| Goal |
Show each line of the data below that has the string "يهجعون" in it.

## start Dataset content

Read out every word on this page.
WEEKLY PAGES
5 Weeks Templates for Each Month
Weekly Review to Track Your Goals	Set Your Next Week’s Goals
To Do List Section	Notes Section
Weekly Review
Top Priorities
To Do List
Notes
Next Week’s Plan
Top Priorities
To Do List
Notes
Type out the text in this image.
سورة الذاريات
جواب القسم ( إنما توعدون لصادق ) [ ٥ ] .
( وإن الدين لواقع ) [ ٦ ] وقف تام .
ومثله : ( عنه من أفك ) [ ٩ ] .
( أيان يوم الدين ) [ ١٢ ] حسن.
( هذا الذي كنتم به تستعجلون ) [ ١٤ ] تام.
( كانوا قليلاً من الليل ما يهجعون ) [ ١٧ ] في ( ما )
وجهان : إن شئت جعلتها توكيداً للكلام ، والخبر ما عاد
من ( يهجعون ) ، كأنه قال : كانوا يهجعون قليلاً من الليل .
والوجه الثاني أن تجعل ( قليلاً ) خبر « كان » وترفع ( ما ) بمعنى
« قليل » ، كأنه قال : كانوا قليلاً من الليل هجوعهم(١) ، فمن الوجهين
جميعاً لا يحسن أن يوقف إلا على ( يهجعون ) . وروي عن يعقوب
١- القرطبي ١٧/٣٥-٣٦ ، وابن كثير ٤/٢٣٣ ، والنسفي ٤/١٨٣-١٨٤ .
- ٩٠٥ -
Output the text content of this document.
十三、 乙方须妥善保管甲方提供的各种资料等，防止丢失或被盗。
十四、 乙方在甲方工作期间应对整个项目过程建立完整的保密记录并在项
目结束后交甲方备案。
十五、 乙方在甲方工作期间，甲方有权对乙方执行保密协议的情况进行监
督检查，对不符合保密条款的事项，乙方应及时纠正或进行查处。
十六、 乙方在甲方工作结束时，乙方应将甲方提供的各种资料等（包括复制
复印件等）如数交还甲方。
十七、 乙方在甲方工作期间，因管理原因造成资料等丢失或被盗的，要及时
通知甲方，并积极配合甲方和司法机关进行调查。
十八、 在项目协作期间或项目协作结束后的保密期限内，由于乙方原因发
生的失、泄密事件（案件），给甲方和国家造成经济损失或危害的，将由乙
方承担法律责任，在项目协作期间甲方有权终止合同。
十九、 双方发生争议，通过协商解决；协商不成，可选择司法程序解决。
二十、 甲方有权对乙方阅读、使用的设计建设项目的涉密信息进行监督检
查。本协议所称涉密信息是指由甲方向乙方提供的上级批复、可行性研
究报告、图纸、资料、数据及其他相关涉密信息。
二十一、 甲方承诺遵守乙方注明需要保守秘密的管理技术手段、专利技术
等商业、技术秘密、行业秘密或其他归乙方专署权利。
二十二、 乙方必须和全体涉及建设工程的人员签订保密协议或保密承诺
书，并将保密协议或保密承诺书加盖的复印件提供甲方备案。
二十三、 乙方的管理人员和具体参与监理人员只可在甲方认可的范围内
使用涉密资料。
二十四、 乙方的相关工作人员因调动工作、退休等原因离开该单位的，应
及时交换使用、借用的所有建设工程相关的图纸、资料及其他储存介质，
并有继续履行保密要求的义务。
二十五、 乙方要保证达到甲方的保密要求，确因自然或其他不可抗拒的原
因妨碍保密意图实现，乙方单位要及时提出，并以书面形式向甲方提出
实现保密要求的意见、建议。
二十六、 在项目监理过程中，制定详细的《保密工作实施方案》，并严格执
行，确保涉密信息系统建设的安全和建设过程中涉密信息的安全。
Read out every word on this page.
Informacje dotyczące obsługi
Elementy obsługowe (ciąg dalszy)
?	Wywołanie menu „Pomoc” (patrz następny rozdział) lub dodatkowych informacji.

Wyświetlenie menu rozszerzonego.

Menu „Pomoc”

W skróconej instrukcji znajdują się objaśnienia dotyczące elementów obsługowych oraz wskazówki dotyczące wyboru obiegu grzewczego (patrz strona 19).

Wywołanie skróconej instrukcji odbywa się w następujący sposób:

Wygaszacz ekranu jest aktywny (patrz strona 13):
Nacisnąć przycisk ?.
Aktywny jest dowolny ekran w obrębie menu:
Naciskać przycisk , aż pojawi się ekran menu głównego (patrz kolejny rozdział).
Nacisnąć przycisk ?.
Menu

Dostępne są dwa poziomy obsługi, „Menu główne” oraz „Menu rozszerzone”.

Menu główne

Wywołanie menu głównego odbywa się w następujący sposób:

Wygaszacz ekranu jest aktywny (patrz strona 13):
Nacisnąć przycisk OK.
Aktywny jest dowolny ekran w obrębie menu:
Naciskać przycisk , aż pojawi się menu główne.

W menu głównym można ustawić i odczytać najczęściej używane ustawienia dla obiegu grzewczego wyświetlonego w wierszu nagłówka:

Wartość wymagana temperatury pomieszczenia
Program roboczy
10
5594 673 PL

## end Dataset content

| Correct response |
( كانوا قليلاً من الليل ما يهجعون ) [ ١٧ ] في ( ما )
من ( يهجعون ) ، كأنه قال : كانوا يهجعون قليلاً من الليل .
جميعاً لا يحسن أن يوقف إلا على ( يهجعون ) . وروي عن يعقوب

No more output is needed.